» Work instructions:
Pull out every line of the listing below where "Last" appears.

☆ ☆ ☆

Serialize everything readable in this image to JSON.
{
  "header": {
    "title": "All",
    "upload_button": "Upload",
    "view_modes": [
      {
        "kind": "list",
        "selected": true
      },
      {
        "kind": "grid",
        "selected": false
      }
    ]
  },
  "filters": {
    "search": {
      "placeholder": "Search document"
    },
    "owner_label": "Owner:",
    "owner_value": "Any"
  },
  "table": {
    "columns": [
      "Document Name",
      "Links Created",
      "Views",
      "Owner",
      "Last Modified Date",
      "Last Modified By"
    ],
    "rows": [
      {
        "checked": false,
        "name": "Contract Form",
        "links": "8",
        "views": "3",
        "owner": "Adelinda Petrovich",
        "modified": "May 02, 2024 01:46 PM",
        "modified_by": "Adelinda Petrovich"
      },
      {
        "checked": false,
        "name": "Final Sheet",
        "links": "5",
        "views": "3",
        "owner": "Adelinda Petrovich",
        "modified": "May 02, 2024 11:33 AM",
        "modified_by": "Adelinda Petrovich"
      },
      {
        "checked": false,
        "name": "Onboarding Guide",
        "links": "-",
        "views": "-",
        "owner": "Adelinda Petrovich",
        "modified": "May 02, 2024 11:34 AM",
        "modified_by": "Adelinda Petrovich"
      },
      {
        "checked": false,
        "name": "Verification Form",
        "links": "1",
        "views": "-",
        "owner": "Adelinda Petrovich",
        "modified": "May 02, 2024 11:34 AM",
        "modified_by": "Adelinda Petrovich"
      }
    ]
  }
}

☆ ☆ ☆

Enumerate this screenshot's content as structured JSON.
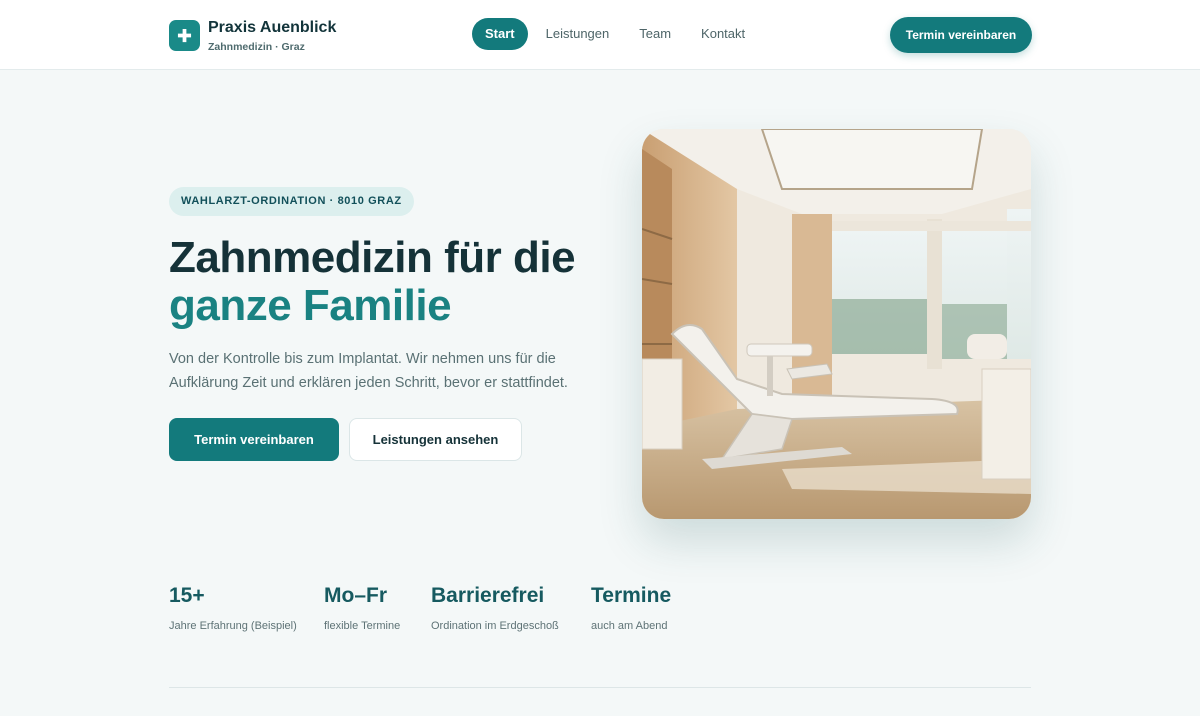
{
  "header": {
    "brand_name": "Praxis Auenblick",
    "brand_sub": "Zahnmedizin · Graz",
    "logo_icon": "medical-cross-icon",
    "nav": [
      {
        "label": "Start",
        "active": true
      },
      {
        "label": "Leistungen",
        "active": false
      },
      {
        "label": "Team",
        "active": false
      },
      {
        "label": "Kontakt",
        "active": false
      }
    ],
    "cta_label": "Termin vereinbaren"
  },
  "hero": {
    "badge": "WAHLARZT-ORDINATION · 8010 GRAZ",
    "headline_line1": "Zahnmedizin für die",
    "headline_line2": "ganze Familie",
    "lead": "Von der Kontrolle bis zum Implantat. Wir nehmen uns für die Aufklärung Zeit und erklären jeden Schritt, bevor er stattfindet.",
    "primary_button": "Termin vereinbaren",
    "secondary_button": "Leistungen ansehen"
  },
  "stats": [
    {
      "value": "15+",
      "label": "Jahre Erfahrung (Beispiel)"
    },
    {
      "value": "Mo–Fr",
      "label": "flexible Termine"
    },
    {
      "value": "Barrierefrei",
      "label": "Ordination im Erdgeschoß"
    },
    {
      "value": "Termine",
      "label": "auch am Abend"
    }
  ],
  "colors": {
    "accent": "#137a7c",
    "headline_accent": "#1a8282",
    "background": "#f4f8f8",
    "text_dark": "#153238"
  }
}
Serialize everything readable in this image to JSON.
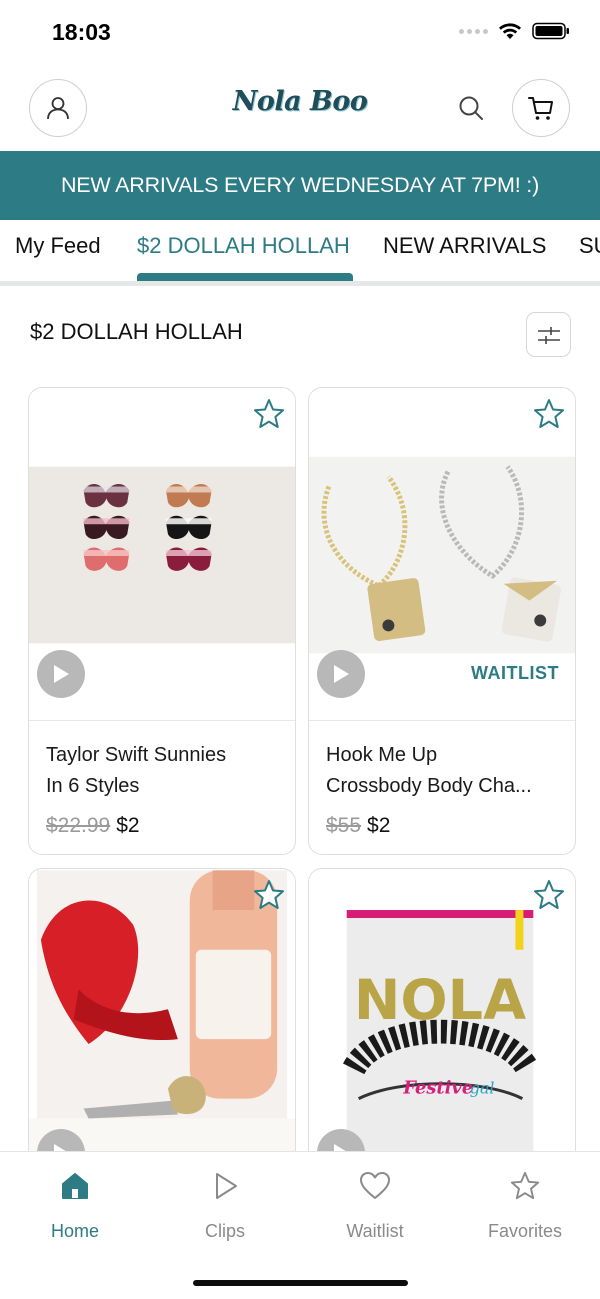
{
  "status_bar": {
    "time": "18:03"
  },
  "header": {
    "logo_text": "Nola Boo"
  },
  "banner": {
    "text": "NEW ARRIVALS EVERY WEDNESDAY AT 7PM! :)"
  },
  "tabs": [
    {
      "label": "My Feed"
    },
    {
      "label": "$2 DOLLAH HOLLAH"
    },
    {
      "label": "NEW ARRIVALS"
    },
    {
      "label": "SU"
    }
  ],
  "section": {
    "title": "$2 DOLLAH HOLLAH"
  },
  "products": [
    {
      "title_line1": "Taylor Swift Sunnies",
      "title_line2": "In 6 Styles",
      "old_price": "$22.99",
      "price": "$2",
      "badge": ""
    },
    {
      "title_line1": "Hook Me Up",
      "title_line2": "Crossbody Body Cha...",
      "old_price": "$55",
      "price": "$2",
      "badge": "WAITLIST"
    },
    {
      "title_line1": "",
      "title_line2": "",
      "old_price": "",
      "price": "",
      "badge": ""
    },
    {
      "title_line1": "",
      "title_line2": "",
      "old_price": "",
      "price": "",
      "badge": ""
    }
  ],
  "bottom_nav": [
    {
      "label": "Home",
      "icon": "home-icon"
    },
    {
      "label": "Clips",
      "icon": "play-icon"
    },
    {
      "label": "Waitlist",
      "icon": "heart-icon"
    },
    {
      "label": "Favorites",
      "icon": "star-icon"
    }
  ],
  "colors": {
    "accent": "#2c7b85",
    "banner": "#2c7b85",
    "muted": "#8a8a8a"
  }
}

☆ ☆ ☆

» Final answer:
      "Last Modified Date",
      "Last Modified By"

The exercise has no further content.